**Problem statement**
Return every line of the data below that includes the string "title".

[Dataset listings of figures]
────
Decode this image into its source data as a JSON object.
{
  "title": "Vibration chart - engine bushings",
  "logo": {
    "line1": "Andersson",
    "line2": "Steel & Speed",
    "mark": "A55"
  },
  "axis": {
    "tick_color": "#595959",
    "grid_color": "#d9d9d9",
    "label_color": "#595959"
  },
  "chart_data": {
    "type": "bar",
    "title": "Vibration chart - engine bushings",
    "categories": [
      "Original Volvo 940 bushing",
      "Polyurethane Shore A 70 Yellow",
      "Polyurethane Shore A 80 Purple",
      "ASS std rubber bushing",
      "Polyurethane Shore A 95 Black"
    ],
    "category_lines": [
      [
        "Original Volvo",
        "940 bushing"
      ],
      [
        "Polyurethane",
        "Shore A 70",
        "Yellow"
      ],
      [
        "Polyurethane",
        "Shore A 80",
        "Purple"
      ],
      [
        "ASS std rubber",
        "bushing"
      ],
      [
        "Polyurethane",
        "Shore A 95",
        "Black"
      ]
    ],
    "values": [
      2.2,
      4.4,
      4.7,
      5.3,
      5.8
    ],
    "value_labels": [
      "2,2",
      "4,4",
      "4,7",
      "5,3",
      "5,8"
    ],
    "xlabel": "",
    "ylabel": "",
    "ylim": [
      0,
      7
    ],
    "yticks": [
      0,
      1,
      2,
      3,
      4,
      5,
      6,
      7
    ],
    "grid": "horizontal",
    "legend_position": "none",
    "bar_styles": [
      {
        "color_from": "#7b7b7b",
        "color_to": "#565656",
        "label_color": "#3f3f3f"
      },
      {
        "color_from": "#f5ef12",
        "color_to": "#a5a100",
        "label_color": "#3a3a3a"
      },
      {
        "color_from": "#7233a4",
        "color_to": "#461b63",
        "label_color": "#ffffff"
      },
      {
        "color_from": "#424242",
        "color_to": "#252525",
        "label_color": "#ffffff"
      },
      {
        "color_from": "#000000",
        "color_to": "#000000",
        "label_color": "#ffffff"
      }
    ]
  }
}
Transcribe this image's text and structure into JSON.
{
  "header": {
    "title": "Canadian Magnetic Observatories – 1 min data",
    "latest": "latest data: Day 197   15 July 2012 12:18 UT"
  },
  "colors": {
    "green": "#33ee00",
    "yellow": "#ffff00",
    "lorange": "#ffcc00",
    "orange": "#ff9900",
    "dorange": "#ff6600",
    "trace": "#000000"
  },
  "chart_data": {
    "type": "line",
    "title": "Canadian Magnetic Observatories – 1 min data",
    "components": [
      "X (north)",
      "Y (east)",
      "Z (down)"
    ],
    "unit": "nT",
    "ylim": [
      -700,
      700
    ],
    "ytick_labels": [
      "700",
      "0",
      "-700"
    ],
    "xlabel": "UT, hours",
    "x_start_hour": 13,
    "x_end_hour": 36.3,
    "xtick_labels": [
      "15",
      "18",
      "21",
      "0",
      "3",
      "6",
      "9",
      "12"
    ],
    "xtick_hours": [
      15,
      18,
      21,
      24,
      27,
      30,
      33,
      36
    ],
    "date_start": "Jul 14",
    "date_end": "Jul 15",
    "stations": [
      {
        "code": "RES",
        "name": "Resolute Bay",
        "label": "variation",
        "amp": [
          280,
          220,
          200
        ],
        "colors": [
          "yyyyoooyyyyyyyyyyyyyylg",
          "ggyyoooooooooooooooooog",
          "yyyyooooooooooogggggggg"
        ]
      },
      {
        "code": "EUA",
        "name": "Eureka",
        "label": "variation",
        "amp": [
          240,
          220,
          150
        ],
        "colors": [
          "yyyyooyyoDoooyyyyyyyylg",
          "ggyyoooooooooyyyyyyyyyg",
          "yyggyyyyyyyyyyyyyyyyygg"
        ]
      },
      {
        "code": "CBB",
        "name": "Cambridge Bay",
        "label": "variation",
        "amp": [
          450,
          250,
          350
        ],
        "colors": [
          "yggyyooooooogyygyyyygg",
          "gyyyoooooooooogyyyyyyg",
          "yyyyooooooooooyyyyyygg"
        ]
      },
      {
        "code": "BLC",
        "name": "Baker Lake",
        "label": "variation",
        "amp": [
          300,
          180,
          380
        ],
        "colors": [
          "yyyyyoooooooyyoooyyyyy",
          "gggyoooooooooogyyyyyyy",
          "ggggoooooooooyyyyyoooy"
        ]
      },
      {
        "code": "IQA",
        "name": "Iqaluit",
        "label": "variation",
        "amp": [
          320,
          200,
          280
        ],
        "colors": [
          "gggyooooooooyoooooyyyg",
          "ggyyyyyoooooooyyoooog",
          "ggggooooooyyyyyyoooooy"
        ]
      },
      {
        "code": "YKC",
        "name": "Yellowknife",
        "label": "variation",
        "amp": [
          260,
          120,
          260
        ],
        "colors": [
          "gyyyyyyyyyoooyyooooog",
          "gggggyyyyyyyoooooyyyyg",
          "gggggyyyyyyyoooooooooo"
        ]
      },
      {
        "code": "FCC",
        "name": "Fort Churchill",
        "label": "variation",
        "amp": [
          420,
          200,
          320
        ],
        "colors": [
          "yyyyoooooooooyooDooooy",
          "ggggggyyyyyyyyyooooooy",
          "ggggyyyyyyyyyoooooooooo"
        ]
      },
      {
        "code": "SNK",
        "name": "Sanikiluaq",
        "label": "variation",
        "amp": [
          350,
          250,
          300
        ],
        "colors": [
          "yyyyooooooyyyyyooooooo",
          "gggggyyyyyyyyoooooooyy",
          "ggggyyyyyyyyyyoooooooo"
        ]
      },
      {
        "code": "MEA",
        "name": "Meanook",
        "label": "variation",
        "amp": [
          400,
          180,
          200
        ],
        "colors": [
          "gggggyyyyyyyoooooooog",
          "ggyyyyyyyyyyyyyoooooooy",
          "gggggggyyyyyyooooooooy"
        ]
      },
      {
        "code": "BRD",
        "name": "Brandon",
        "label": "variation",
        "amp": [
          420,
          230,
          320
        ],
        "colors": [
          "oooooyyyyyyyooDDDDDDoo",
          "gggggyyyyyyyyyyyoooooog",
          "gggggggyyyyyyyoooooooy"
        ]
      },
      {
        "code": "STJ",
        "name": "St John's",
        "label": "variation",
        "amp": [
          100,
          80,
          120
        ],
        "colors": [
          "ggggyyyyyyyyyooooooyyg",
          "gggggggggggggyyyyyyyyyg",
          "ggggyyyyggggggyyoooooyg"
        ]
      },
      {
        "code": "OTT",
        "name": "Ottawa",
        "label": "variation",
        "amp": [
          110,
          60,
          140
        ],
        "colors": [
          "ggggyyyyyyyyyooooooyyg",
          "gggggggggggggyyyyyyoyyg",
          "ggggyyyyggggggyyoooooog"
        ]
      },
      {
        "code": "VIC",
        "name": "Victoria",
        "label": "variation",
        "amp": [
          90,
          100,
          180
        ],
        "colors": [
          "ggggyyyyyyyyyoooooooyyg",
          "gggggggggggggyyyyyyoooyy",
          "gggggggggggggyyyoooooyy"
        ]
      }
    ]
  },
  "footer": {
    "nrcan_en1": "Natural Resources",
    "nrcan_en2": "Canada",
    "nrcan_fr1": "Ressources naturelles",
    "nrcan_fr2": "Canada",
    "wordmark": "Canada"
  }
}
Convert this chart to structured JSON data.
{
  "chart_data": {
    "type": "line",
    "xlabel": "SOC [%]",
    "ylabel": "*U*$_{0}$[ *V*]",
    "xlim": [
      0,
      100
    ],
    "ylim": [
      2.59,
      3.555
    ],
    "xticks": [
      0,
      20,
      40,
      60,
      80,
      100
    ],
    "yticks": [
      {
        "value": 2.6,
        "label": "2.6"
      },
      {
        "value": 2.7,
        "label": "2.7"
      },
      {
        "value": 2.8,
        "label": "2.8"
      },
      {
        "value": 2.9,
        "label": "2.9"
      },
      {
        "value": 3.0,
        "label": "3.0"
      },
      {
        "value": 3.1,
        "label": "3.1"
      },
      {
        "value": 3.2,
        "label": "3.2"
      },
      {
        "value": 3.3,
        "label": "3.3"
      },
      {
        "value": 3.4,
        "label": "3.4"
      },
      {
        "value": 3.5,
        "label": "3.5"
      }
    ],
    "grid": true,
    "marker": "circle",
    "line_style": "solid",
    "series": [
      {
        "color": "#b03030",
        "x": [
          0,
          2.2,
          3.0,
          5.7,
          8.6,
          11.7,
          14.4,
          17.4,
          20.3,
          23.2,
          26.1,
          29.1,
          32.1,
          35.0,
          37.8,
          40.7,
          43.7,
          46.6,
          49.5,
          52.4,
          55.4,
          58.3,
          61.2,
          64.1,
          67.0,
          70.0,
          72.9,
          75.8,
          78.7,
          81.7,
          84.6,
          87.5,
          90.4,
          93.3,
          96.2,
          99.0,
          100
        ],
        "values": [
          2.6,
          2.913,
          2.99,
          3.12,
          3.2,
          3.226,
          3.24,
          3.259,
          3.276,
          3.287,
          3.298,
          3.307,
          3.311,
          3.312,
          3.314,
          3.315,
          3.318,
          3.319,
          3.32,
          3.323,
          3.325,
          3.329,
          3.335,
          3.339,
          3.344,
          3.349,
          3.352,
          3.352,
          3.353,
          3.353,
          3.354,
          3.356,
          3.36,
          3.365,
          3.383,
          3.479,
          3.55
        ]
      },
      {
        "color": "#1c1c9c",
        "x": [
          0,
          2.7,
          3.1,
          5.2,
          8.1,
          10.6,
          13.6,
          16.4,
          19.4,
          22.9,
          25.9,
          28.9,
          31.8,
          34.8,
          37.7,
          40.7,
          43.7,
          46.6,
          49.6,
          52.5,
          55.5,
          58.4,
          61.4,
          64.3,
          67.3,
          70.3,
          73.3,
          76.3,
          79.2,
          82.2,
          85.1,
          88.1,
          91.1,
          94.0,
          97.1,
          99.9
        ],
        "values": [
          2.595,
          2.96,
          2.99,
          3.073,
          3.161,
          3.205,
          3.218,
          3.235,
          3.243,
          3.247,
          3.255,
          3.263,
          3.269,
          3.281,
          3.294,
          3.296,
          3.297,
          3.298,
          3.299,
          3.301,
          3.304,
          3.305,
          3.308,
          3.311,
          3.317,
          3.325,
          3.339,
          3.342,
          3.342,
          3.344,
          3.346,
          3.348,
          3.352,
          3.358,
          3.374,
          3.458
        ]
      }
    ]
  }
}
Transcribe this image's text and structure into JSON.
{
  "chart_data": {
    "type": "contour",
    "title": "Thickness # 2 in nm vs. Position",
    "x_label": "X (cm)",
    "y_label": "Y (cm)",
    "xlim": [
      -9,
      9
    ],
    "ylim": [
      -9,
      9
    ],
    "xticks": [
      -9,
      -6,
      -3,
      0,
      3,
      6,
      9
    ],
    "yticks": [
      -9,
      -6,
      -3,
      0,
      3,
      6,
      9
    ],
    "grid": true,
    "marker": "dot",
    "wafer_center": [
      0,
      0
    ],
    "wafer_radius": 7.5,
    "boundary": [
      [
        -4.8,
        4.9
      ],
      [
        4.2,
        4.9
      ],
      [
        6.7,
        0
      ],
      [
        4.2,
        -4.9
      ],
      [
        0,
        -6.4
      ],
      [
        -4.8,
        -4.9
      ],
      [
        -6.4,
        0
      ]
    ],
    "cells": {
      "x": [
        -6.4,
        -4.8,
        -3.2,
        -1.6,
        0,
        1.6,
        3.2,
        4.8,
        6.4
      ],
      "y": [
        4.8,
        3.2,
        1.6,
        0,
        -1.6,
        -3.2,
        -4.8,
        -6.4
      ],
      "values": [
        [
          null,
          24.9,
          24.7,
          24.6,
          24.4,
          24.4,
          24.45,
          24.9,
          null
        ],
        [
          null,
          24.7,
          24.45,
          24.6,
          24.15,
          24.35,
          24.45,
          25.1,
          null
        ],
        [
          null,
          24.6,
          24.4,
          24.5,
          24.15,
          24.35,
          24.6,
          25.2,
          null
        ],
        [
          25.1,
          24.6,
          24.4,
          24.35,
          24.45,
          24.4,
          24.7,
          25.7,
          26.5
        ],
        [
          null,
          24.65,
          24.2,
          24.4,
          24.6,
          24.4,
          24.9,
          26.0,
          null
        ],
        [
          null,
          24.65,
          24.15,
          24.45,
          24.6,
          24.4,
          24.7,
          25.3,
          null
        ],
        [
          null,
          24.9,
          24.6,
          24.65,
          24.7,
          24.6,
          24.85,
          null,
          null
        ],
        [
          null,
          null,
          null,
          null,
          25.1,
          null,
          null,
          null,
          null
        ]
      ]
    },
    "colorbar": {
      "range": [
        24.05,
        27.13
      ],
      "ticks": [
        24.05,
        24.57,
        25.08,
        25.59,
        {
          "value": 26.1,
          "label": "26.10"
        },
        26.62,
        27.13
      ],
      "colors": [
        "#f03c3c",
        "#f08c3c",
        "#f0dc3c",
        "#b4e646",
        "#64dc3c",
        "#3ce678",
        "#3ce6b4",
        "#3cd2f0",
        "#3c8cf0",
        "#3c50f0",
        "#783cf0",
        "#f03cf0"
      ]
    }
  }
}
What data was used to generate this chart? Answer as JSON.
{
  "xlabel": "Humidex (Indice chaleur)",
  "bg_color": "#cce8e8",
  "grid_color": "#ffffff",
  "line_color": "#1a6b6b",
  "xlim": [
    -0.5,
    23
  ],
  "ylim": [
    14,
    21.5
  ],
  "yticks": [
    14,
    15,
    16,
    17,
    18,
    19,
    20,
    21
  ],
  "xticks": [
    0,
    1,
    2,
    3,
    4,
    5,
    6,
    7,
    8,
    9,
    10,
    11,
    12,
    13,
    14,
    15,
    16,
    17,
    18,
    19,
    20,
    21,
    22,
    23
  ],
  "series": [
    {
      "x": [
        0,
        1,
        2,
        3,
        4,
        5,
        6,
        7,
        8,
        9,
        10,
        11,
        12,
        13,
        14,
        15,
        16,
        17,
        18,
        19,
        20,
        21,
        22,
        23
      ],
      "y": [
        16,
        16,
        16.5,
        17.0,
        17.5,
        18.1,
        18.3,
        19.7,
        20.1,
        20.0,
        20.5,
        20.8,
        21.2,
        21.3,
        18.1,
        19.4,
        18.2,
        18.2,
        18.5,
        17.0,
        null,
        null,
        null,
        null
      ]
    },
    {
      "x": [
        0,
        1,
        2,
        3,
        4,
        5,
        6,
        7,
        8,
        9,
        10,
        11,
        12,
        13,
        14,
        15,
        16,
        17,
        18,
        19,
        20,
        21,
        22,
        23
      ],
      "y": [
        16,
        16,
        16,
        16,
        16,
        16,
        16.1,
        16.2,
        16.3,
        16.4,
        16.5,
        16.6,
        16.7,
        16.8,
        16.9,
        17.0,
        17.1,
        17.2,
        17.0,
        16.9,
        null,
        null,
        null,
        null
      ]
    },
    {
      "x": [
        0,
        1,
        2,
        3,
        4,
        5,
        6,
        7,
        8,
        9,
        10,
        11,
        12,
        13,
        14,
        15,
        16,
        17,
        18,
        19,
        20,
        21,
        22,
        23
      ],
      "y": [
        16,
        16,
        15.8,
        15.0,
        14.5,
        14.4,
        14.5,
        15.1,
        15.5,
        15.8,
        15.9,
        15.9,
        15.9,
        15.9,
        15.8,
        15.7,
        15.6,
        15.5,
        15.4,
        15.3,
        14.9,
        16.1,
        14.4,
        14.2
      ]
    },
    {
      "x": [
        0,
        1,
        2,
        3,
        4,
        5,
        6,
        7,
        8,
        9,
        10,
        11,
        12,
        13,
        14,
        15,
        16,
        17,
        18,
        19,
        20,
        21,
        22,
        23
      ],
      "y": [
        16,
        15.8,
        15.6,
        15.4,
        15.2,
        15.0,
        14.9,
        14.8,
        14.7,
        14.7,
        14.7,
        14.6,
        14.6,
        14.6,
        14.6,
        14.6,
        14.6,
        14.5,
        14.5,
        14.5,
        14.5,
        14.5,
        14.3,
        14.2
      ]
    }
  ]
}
────
**Solution to this task**
  "title": "Vibration chart - engine bushings",
    "title": "Vibration chart - engine bushings",
    "title": "Canadian Magnetic Observatories – 1 min data",
    "title": "Canadian Magnetic Observatories – 1 min data",
    "title": "Thickness # 2 in nm vs. Position",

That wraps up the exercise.